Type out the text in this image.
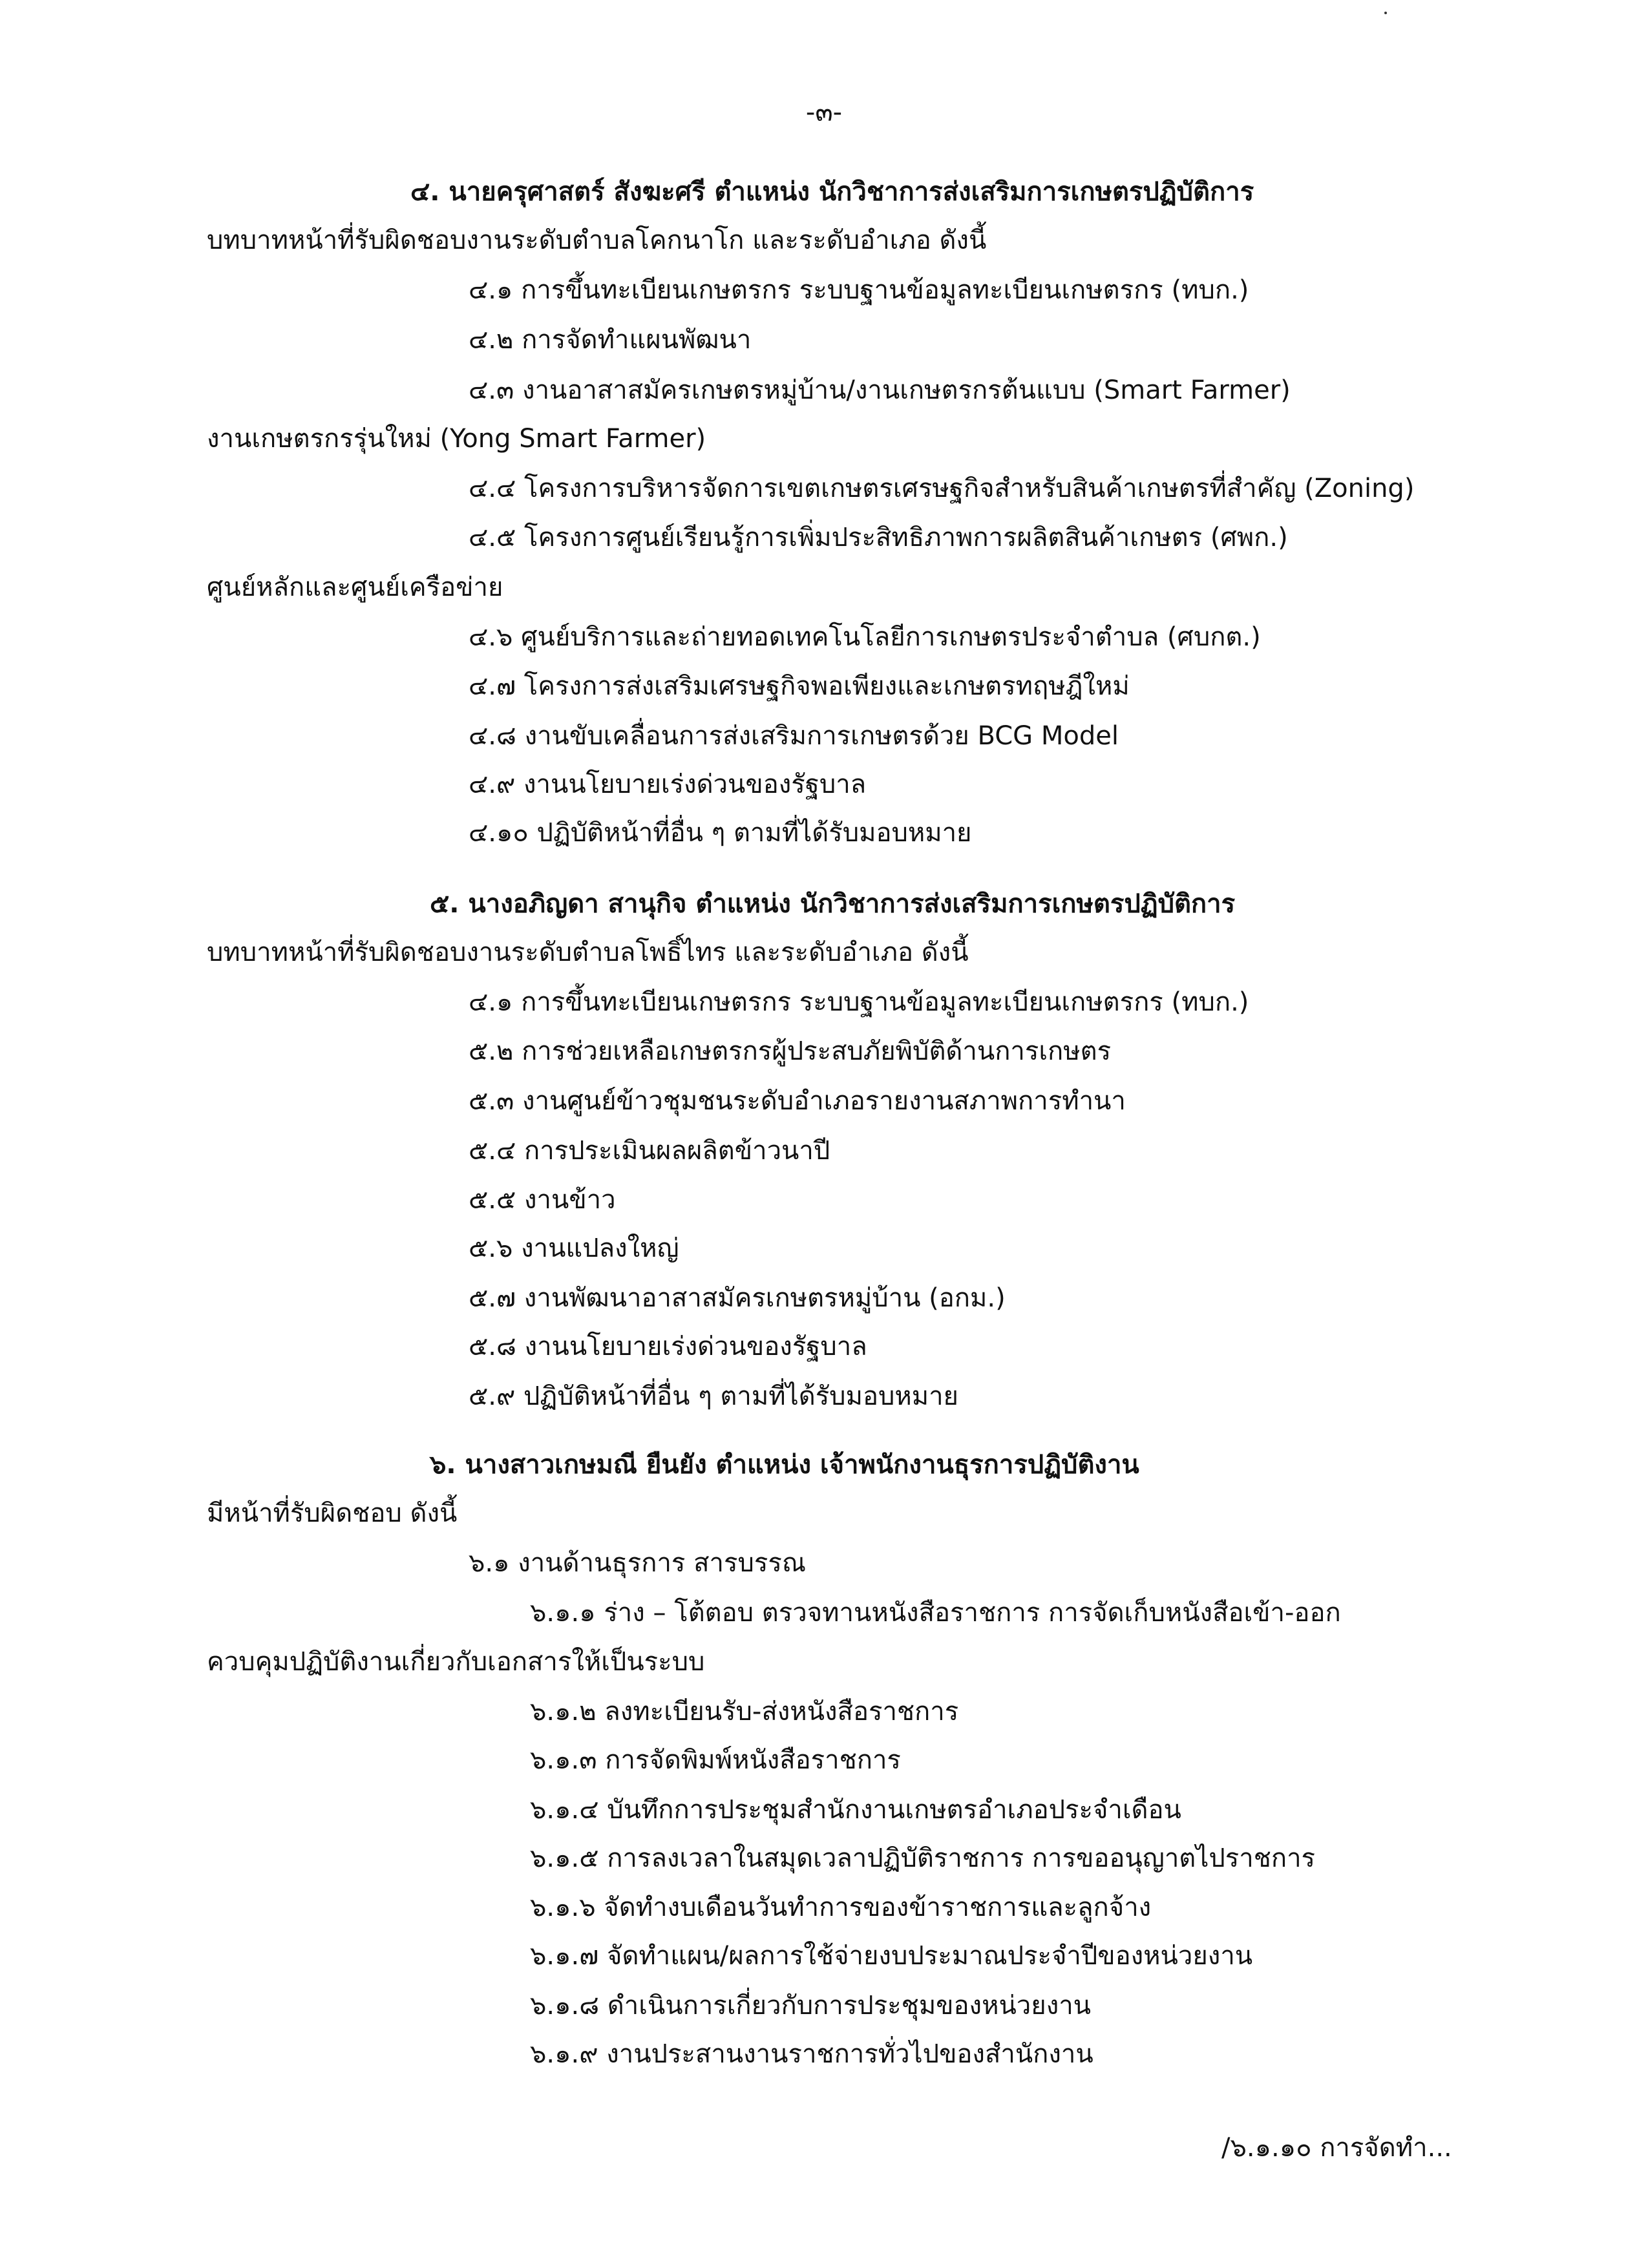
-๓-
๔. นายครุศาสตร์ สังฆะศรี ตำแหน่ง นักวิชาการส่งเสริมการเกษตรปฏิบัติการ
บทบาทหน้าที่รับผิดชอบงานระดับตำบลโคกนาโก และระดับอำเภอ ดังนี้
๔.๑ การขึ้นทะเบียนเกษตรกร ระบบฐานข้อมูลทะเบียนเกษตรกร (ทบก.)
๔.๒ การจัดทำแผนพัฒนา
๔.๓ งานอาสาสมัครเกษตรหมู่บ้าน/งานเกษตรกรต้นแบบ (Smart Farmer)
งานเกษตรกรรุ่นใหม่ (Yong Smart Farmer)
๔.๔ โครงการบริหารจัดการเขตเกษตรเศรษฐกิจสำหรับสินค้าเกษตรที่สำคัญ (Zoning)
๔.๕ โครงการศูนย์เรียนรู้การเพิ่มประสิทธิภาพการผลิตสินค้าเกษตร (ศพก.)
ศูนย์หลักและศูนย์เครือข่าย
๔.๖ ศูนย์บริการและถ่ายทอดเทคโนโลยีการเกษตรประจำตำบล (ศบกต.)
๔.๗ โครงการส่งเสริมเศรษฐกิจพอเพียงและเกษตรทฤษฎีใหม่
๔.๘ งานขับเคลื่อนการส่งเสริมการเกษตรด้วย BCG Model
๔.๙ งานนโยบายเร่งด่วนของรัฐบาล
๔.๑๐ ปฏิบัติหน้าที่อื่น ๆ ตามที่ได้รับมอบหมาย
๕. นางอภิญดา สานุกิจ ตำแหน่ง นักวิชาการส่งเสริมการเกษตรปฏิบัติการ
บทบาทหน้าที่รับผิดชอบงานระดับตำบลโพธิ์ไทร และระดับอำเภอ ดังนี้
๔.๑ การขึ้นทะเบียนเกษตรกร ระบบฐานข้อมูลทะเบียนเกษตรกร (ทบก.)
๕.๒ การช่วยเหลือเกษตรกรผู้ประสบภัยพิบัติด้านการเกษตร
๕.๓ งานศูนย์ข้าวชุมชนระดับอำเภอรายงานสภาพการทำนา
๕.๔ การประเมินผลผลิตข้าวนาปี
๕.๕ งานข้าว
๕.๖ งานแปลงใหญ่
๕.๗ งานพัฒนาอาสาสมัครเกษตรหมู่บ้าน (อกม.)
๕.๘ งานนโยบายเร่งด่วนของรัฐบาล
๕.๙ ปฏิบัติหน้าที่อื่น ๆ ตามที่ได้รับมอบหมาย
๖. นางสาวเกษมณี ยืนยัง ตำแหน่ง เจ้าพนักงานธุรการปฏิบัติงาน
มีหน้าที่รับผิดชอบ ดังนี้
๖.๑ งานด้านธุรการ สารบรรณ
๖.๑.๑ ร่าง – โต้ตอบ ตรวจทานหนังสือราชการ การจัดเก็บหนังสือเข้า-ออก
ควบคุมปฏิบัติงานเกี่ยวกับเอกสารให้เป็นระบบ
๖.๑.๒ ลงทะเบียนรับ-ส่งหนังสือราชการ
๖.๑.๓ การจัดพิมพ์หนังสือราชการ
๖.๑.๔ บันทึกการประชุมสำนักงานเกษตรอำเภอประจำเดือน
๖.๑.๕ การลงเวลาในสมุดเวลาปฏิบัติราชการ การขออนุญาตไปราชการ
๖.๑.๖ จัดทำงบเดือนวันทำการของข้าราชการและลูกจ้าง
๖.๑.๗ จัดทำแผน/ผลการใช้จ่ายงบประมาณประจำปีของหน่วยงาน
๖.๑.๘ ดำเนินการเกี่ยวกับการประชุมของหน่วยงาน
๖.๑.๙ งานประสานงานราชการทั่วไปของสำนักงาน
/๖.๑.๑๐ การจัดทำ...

== WRITTEN REQUEST ==
Print every record above exactly as written, leaving out the pictures.

== FINAL RESULT ==
Type out the text in this image.
-๓-
๔. นายครุศาสตร์ สังฆะศรี ตำแหน่ง นักวิชาการส่งเสริมการเกษตรปฏิบัติการ
บทบาทหน้าที่รับผิดชอบงานระดับตำบลโคกนาโก และระดับอำเภอ ดังนี้
๔.๑ การขึ้นทะเบียนเกษตรกร ระบบฐานข้อมูลทะเบียนเกษตรกร (ทบก.)
๔.๒ การจัดทำแผนพัฒนา
๔.๓ งานอาสาสมัครเกษตรหมู่บ้าน/งานเกษตรกรต้นแบบ (Smart Farmer)
งานเกษตรกรรุ่นใหม่ (Yong Smart Farmer)
๔.๔ โครงการบริหารจัดการเขตเกษตรเศรษฐกิจสำหรับสินค้าเกษตรที่สำคัญ (Zoning)
๔.๕ โครงการศูนย์เรียนรู้การเพิ่มประสิทธิภาพการผลิตสินค้าเกษตร (ศพก.)
ศูนย์หลักและศูนย์เครือข่าย
๔.๖ ศูนย์บริการและถ่ายทอดเทคโนโลยีการเกษตรประจำตำบล (ศบกต.)
๔.๗ โครงการส่งเสริมเศรษฐกิจพอเพียงและเกษตรทฤษฎีใหม่
๔.๘ งานขับเคลื่อนการส่งเสริมการเกษตรด้วย BCG Model
๔.๙ งานนโยบายเร่งด่วนของรัฐบาล
๔.๑๐ ปฏิบัติหน้าที่อื่น ๆ ตามที่ได้รับมอบหมาย
๕. นางอภิญดา สานุกิจ ตำแหน่ง นักวิชาการส่งเสริมการเกษตรปฏิบัติการ
บทบาทหน้าที่รับผิดชอบงานระดับตำบลโพธิ์ไทร และระดับอำเภอ ดังนี้
๔.๑ การขึ้นทะเบียนเกษตรกร ระบบฐานข้อมูลทะเบียนเกษตรกร (ทบก.)
๕.๒ การช่วยเหลือเกษตรกรผู้ประสบภัยพิบัติด้านการเกษตร
๕.๓ งานศูนย์ข้าวชุมชนระดับอำเภอรายงานสภาพการทำนา
๕.๔ การประเมินผลผลิตข้าวนาปี
๕.๕ งานข้าว
๕.๖ งานแปลงใหญ่
๕.๗ งานพัฒนาอาสาสมัครเกษตรหมู่บ้าน (อกม.)
๕.๘ งานนโยบายเร่งด่วนของรัฐบาล
๕.๙ ปฏิบัติหน้าที่อื่น ๆ ตามที่ได้รับมอบหมาย
๖. นางสาวเกษมณี ยืนยัง ตำแหน่ง เจ้าพนักงานธุรการปฏิบัติงาน
มีหน้าที่รับผิดชอบ ดังนี้
๖.๑ งานด้านธุรการ สารบรรณ
๖.๑.๑ ร่าง – โต้ตอบ ตรวจทานหนังสือราชการ การจัดเก็บหนังสือเข้า-ออก
ควบคุมปฏิบัติงานเกี่ยวกับเอกสารให้เป็นระบบ
๖.๑.๒ ลงทะเบียนรับ-ส่งหนังสือราชการ
๖.๑.๓ การจัดพิมพ์หนังสือราชการ
๖.๑.๔ บันทึกการประชุมสำนักงานเกษตรอำเภอประจำเดือน
๖.๑.๕ การลงเวลาในสมุดเวลาปฏิบัติราชการ การขออนุญาตไปราชการ
๖.๑.๖ จัดทำงบเดือนวันทำการของข้าราชการและลูกจ้าง
๖.๑.๗ จัดทำแผน/ผลการใช้จ่ายงบประมาณประจำปีของหน่วยงาน
๖.๑.๘ ดำเนินการเกี่ยวกับการประชุมของหน่วยงาน
๖.๑.๙ งานประสานงานราชการทั่วไปของสำนักงาน
/๖.๑.๑๐ การจัดทำ...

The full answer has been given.